--- EXTRACTED RECORDS ---
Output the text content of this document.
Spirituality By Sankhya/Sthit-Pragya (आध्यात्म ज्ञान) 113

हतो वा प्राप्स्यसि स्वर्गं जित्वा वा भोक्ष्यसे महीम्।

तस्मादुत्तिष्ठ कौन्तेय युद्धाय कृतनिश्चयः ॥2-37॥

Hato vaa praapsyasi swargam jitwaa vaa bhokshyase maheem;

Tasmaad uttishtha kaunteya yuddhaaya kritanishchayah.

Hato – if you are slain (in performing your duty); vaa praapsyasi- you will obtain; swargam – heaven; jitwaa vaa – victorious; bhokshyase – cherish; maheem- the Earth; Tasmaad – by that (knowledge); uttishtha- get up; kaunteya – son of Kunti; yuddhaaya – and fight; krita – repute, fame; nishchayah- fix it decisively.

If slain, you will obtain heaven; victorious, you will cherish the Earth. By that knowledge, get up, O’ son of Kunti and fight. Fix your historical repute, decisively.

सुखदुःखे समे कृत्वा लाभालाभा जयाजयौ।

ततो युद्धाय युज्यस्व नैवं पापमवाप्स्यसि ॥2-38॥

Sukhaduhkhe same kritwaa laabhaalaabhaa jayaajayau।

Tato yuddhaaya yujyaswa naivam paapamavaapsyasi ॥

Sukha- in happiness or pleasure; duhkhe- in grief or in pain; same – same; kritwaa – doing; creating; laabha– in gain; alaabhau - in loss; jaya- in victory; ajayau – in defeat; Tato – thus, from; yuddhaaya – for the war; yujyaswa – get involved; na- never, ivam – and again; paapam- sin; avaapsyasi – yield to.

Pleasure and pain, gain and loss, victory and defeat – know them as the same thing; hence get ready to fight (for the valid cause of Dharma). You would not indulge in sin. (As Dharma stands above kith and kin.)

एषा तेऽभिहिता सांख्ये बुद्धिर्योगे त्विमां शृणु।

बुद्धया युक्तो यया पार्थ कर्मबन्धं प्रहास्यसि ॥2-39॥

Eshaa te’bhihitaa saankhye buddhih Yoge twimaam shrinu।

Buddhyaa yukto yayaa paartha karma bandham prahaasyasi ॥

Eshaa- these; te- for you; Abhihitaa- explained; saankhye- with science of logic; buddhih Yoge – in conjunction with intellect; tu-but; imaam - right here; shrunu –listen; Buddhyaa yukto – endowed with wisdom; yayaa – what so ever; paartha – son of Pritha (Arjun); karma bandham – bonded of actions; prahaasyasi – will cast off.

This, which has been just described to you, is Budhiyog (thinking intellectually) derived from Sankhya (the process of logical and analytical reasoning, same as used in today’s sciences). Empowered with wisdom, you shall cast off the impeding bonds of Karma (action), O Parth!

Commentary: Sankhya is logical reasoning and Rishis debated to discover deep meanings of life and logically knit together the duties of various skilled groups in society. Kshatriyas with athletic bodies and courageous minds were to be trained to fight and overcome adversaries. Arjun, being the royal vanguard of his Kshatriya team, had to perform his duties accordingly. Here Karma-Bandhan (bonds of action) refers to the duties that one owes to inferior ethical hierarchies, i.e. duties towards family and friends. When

--- DIRECTIVE ---
Please copy out each record, character for character.

--- OUTPUT OF THE EXERCISE ---
Output the text content of this document.
Spirituality By Sankhya/Sthit-Pragya (आध्यात्म ज्ञान) 113

हतो वा प्राप्स्यसि स्वर्गं जित्वा वा भोक्ष्यसे महीम्।

तस्मादुत्तिष्ठ कौन्तेय युद्धाय कृतनिश्चयः ॥2-37॥

Hato vaa praapsyasi swargam jitwaa vaa bhokshyase maheem;

Tasmaad uttishtha kaunteya yuddhaaya kritanishchayah.

Hato – if you are slain (in performing your duty); vaa praapsyasi- you will obtain; swargam – heaven; jitwaa vaa – victorious; bhokshyase – cherish; maheem- the Earth; Tasmaad – by that (knowledge); uttishtha- get up; kaunteya – son of Kunti; yuddhaaya – and fight; krita – repute, fame; nishchayah- fix it decisively.

If slain, you will obtain heaven; victorious, you will cherish the Earth. By that knowledge, get up, O’ son of Kunti and fight. Fix your historical repute, decisively.

सुखदुःखे समे कृत्वा लाभालाभा जयाजयौ।

ततो युद्धाय युज्यस्व नैवं पापमवाप्स्यसि ॥2-38॥

Sukhaduhkhe same kritwaa laabhaalaabhaa jayaajayau।

Tato yuddhaaya yujyaswa naivam paapamavaapsyasi ॥

Sukha- in happiness or pleasure; duhkhe- in grief or in pain; same – same; kritwaa – doing; creating; laabha– in gain; alaabhau - in loss; jaya- in victory; ajayau – in defeat; Tato – thus, from; yuddhaaya – for the war; yujyaswa – get involved; na- never, ivam – and again; paapam- sin; avaapsyasi – yield to.

Pleasure and pain, gain and loss, victory and defeat – know them as the same thing; hence get ready to fight (for the valid cause of Dharma). You would not indulge in sin. (As Dharma stands above kith and kin.)

एषा तेऽभिहिता सांख्ये बुद्धिर्योगे त्विमां शृणु।

बुद्धया युक्तो यया पार्थ कर्मबन्धं प्रहास्यसि ॥2-39॥

Eshaa te’bhihitaa saankhye buddhih Yoge twimaam shrinu।

Buddhyaa yukto yayaa paartha karma bandham prahaasyasi ॥

Eshaa- these; te- for you; Abhihitaa- explained; saankhye- with science of logic; buddhih Yoge – in conjunction with intellect; tu-but; imaam - right here; shrunu –listen; Buddhyaa yukto – endowed with wisdom; yayaa – what so ever; paartha – son of Pritha (Arjun); karma bandham – bonded of actions; prahaasyasi – will cast off.

This, which has been just described to you, is Budhiyog (thinking intellectually) derived from Sankhya (the process of logical and analytical reasoning, same as used in today’s sciences). Empowered with wisdom, you shall cast off the impeding bonds of Karma (action), O Parth!

Commentary: Sankhya is logical reasoning and Rishis debated to discover deep meanings of life and logically knit together the duties of various skilled groups in society. Kshatriyas with athletic bodies and courageous minds were to be trained to fight and overcome adversaries. Arjun, being the royal vanguard of his Kshatriya team, had to perform his duties accordingly. Here Karma-Bandhan (bonds of action) refers to the duties that one owes to inferior ethical hierarchies, i.e. duties towards family and friends. When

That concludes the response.